**Dataset content**
-- Opening Marker --

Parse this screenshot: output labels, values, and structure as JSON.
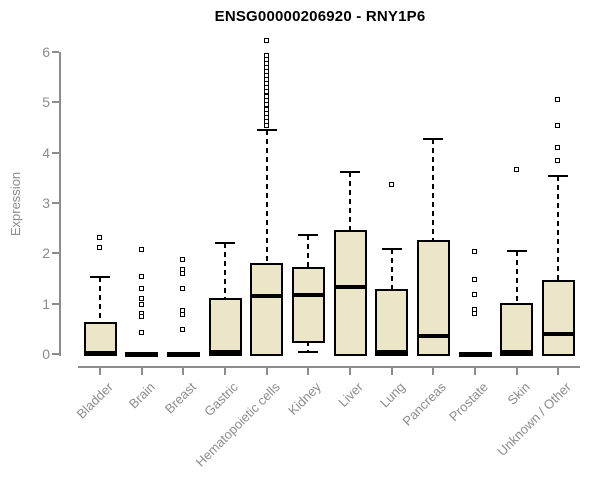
{
  "title": "ENSG00000206920 - RNY1P6",
  "chart_data": {
    "type": "boxplot",
    "title": "ENSG00000206920 - RNY1P6",
    "xlabel": "",
    "ylabel": "Expression",
    "ylim": [
      0,
      6
    ],
    "y_ticks": [
      0,
      1,
      2,
      3,
      4,
      5,
      6
    ],
    "grid": false,
    "legend": false,
    "categories": [
      "Bladder",
      "Brain",
      "Breast",
      "Gastric",
      "Hematopoietic cells",
      "Kidney",
      "Liver",
      "Lung",
      "Pancreas",
      "Prostate",
      "Skin",
      "Unknown / Other"
    ],
    "boxes": [
      {
        "name": "Bladder",
        "q1": 0,
        "median": 0.02,
        "q3": 0.63,
        "whisker_low": 0,
        "whisker_high": 1.52,
        "outliers": [
          2.3,
          2.11
        ]
      },
      {
        "name": "Brain",
        "q1": 0,
        "median": 0,
        "q3": 0,
        "whisker_low": 0,
        "whisker_high": 0,
        "outliers": [
          2.07,
          1.53,
          1.29,
          1.1,
          0.98,
          0.8,
          0.74,
          0.42
        ]
      },
      {
        "name": "Breast",
        "q1": 0,
        "median": 0,
        "q3": 0,
        "whisker_low": 0,
        "whisker_high": 0,
        "outliers": [
          1.87,
          1.66,
          1.58,
          1.29,
          0.86,
          0.78,
          0.48
        ]
      },
      {
        "name": "Gastric",
        "q1": 0,
        "median": 0.03,
        "q3": 1.12,
        "whisker_low": 0,
        "whisker_high": 2.2,
        "outliers": []
      },
      {
        "name": "Hematopoietic cells",
        "q1": 0,
        "median": 1.15,
        "q3": 1.81,
        "whisker_low": 0,
        "whisker_high": 4.45,
        "outliers": [
          6.22,
          5.92,
          5.84,
          5.76,
          5.68,
          5.6,
          5.52,
          5.44,
          5.36,
          5.28,
          5.2,
          5.1,
          5.02,
          4.94,
          4.84,
          4.76,
          4.68,
          4.6,
          4.52
        ]
      },
      {
        "name": "Kidney",
        "q1": 0.26,
        "median": 1.18,
        "q3": 1.72,
        "whisker_low": 0.03,
        "whisker_high": 2.37,
        "outliers": []
      },
      {
        "name": "Liver",
        "q1": 0,
        "median": 1.33,
        "q3": 2.47,
        "whisker_low": 0,
        "whisker_high": 3.62,
        "outliers": []
      },
      {
        "name": "Lung",
        "q1": 0,
        "median": 0.04,
        "q3": 1.3,
        "whisker_low": 0,
        "whisker_high": 2.08,
        "outliers": [
          3.36
        ]
      },
      {
        "name": "Pancreas",
        "q1": 0,
        "median": 0.35,
        "q3": 2.27,
        "whisker_low": 0,
        "whisker_high": 4.28,
        "outliers": []
      },
      {
        "name": "Prostate",
        "q1": 0,
        "median": 0,
        "q3": 0,
        "whisker_low": 0,
        "whisker_high": 0,
        "outliers": [
          2.03,
          1.47,
          1.17,
          0.88,
          0.8
        ]
      },
      {
        "name": "Skin",
        "q1": 0,
        "median": 0.04,
        "q3": 1.02,
        "whisker_low": 0,
        "whisker_high": 2.05,
        "outliers": [
          3.66
        ]
      },
      {
        "name": "Unknown / Other",
        "q1": 0,
        "median": 0.4,
        "q3": 1.47,
        "whisker_low": 0,
        "whisker_high": 3.54,
        "outliers": [
          5.05,
          4.53,
          4.09,
          3.83
        ]
      }
    ],
    "colors": {
      "box_fill": "#ECE6C9",
      "box_border": "#000000",
      "median": "#000000",
      "axis": "#8C8C8C",
      "tick_label": "#8C8C8C",
      "title": "#000000"
    }
  }
}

-- Closing Marker --

**Activity**
Word for word, quote the lines above. Omit the pictures.

**Result of this exercise**
Parse this screenshot: output labels, values, and structure as JSON.
{
  "title": "ENSG00000206920 - RNY1P6",
  "chart_data": {
    "type": "boxplot",
    "title": "ENSG00000206920 - RNY1P6",
    "xlabel": "",
    "ylabel": "Expression",
    "ylim": [
      0,
      6
    ],
    "y_ticks": [
      0,
      1,
      2,
      3,
      4,
      5,
      6
    ],
    "grid": false,
    "legend": false,
    "categories": [
      "Bladder",
      "Brain",
      "Breast",
      "Gastric",
      "Hematopoietic cells",
      "Kidney",
      "Liver",
      "Lung",
      "Pancreas",
      "Prostate",
      "Skin",
      "Unknown / Other"
    ],
    "boxes": [
      {
        "name": "Bladder",
        "q1": 0,
        "median": 0.02,
        "q3": 0.63,
        "whisker_low": 0,
        "whisker_high": 1.52,
        "outliers": [
          2.3,
          2.11
        ]
      },
      {
        "name": "Brain",
        "q1": 0,
        "median": 0,
        "q3": 0,
        "whisker_low": 0,
        "whisker_high": 0,
        "outliers": [
          2.07,
          1.53,
          1.29,
          1.1,
          0.98,
          0.8,
          0.74,
          0.42
        ]
      },
      {
        "name": "Breast",
        "q1": 0,
        "median": 0,
        "q3": 0,
        "whisker_low": 0,
        "whisker_high": 0,
        "outliers": [
          1.87,
          1.66,
          1.58,
          1.29,
          0.86,
          0.78,
          0.48
        ]
      },
      {
        "name": "Gastric",
        "q1": 0,
        "median": 0.03,
        "q3": 1.12,
        "whisker_low": 0,
        "whisker_high": 2.2,
        "outliers": []
      },
      {
        "name": "Hematopoietic cells",
        "q1": 0,
        "median": 1.15,
        "q3": 1.81,
        "whisker_low": 0,
        "whisker_high": 4.45,
        "outliers": [
          6.22,
          5.92,
          5.84,
          5.76,
          5.68,
          5.6,
          5.52,
          5.44,
          5.36,
          5.28,
          5.2,
          5.1,
          5.02,
          4.94,
          4.84,
          4.76,
          4.68,
          4.6,
          4.52
        ]
      },
      {
        "name": "Kidney",
        "q1": 0.26,
        "median": 1.18,
        "q3": 1.72,
        "whisker_low": 0.03,
        "whisker_high": 2.37,
        "outliers": []
      },
      {
        "name": "Liver",
        "q1": 0,
        "median": 1.33,
        "q3": 2.47,
        "whisker_low": 0,
        "whisker_high": 3.62,
        "outliers": []
      },
      {
        "name": "Lung",
        "q1": 0,
        "median": 0.04,
        "q3": 1.3,
        "whisker_low": 0,
        "whisker_high": 2.08,
        "outliers": [
          3.36
        ]
      },
      {
        "name": "Pancreas",
        "q1": 0,
        "median": 0.35,
        "q3": 2.27,
        "whisker_low": 0,
        "whisker_high": 4.28,
        "outliers": []
      },
      {
        "name": "Prostate",
        "q1": 0,
        "median": 0,
        "q3": 0,
        "whisker_low": 0,
        "whisker_high": 0,
        "outliers": [
          2.03,
          1.47,
          1.17,
          0.88,
          0.8
        ]
      },
      {
        "name": "Skin",
        "q1": 0,
        "median": 0.04,
        "q3": 1.02,
        "whisker_low": 0,
        "whisker_high": 2.05,
        "outliers": [
          3.66
        ]
      },
      {
        "name": "Unknown / Other",
        "q1": 0,
        "median": 0.4,
        "q3": 1.47,
        "whisker_low": 0,
        "whisker_high": 3.54,
        "outliers": [
          5.05,
          4.53,
          4.09,
          3.83
        ]
      }
    ],
    "colors": {
      "box_fill": "#ECE6C9",
      "box_border": "#000000",
      "median": "#000000",
      "axis": "#8C8C8C",
      "tick_label": "#8C8C8C",
      "title": "#000000"
    }
  }
}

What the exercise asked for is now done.